==== Raw records ====
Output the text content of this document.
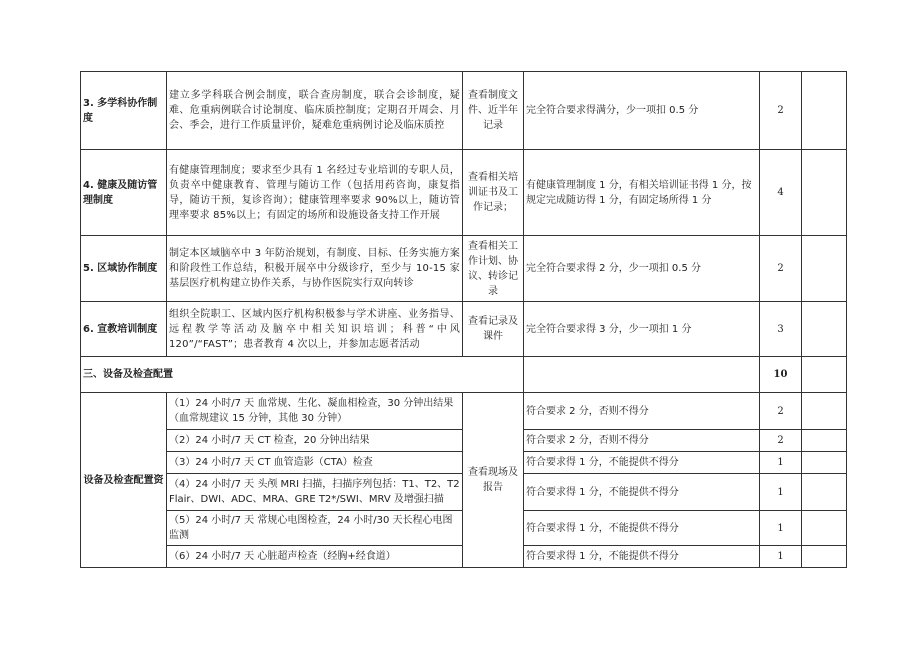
3. 多学科协作制度	建立多学科联合例会制度，联合查房制度，联合会诊制度，疑难、危重病例联合讨论制度、临床质控制度；定期召开周会、月会、季会，进行工作质量评价，疑难危重病例讨论及临床质控	查看制度文件、近半年记录	完全符合要求得满分，少一项扣 0.5 分	2	
4. 健康及随访管理制度	有健康管理制度；要求至少具有 1 名经过专业培训的专职人员， 负责卒中健康教育、管理与随访工作（包括用药咨询，康复指导，随访干预，复诊咨询）；健康管理率要求 90%以上，随访管理率要求 85%以上；有固定的场所和设施设备支持工作开展	查看相关培训证书及工作记录；	有健康管理制度 1 分，有相关培训证书得 1 分，按规定完成随访得 1 分，有固定场所得 1 分	4	
5. 区域协作制度	制定本区域脑卒中 3 年防治规划，有制度、目标、任务实施方案和阶段性工作总结，积极开展卒中分级诊疗，至少与 10-15 家基层医疗机构建立协作关系，与协作医院实行双向转诊	查看相关工作计划、协议、转诊记录	完全符合要求得 2 分，少一项扣 0.5 分	2	
6. 宣教培训制度	组织全院职工、区域内医疗机构积极参与学术讲座、业务指导、远程教学等活动及脑卒中相关知识培训；科普“中风 120”/“FAST”；患者教育 4 次以上，并参加志愿者活动	查看记录及课件	完全符合要求得 3 分，少一项扣 1 分	3	
三、设备及检查配置				10	
设备及检查配置资	（1）24 小时/7 天 血常规、生化、凝血相检查，30 分钟出结果（血常规建议 15 分钟，其他 30 分钟）	查看现场及报告	符合要求 2 分，否则不得分	2	
	（2）24 小时/7 天 CT 检查，20 分钟出结果		符合要求 2 分，否则不得分	2	
	（3）24 小时/7 天 CT 血管造影（CTA）检查		符合要求得 1 分，不能提供不得分	1	
	（4）24 小时/7 天 头颅 MRI 扫描，扫描序列包括：T1、T2、T2 Flair、DWI、ADC、MRA、GRE T2*/SWI、MRV 及增强扫描		符合要求得 1 分，不能提供不得分	1	
	（5）24 小时/7 天 常规心电图检查，24 小时/30 天长程心电图监测		符合要求得 1 分，不能提供不得分	1	
	（6）24 小时/7 天 心脏超声检查（经胸+经食道）		符合要求得 1 分，不能提供不得分	1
====
The problem:
From the entries above, pull out each line that includes "否则不得分".

Solution to the problem:
设备及检查配置资	（1）24 小时/7 天 血常规、生化、凝血相检查，30 分钟出结果（血常规建议 15 分钟，其他 30 分钟）	查看现场及报告	符合要求 2 分，否则不得分	2	
	（2）24 小时/7 天 CT 检查，20 分钟出结果		符合要求 2 分，否则不得分	2	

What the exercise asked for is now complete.